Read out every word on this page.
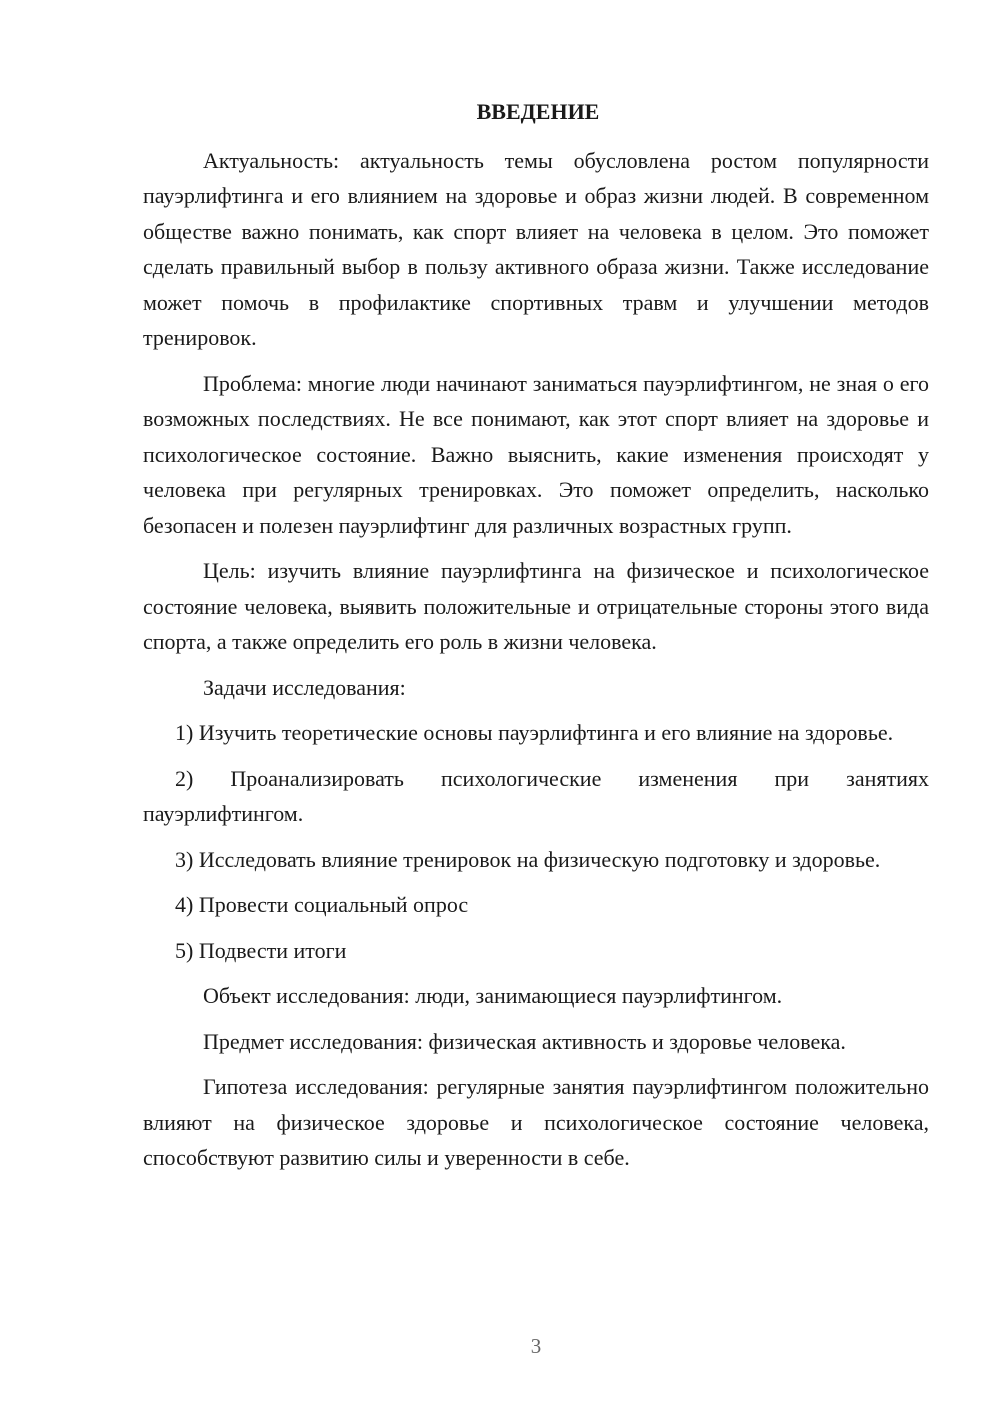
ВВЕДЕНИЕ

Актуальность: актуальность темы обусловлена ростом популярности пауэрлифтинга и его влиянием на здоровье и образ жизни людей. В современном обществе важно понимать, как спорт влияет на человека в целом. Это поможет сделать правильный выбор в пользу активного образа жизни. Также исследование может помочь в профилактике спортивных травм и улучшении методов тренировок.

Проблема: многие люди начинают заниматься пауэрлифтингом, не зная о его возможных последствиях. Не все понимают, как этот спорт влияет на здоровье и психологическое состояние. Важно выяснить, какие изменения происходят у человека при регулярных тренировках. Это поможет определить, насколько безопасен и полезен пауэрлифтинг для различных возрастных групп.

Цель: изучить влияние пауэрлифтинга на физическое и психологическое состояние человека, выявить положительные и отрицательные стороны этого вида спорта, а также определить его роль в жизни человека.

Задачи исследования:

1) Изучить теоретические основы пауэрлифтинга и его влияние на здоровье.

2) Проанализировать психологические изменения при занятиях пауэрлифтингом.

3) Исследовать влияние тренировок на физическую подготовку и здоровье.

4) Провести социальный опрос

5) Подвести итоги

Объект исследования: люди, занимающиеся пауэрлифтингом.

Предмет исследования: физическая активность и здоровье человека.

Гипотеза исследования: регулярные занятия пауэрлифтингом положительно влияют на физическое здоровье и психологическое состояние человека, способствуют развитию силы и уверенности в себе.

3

- - - - -

▶ [GOAL OF THE EXERCISE]: All of the entries above should be copied exactly, except for the pictures.

▶ [THE REPLY]:
Read out every word on this page.
ВВЕДЕНИЕ

Актуальность: актуальность темы обусловлена ростом популярности пауэрлифтинга и его влиянием на здоровье и образ жизни людей. В современном обществе важно понимать, как спорт влияет на человека в целом. Это поможет сделать правильный выбор в пользу активного образа жизни. Также исследование может помочь в профилактике спортивных травм и улучшении методов тренировок.

Проблема: многие люди начинают заниматься пауэрлифтингом, не зная о его возможных последствиях. Не все понимают, как этот спорт влияет на здоровье и психологическое состояние. Важно выяснить, какие изменения происходят у человека при регулярных тренировках. Это поможет определить, насколько безопасен и полезен пауэрлифтинг для различных возрастных групп.

Цель: изучить влияние пауэрлифтинга на физическое и психологическое состояние человека, выявить положительные и отрицательные стороны этого вида спорта, а также определить его роль в жизни человека.

Задачи исследования:

1) Изучить теоретические основы пауэрлифтинга и его влияние на здоровье.

2) Проанализировать психологические изменения при занятиях пауэрлифтингом.

3) Исследовать влияние тренировок на физическую подготовку и здоровье.

4) Провести социальный опрос

5) Подвести итоги

Объект исследования: люди, занимающиеся пауэрлифтингом.

Предмет исследования: физическая активность и здоровье человека.

Гипотеза исследования: регулярные занятия пауэрлифтингом положительно влияют на физическое здоровье и психологическое состояние человека, способствуют развитию силы и уверенности в себе.

3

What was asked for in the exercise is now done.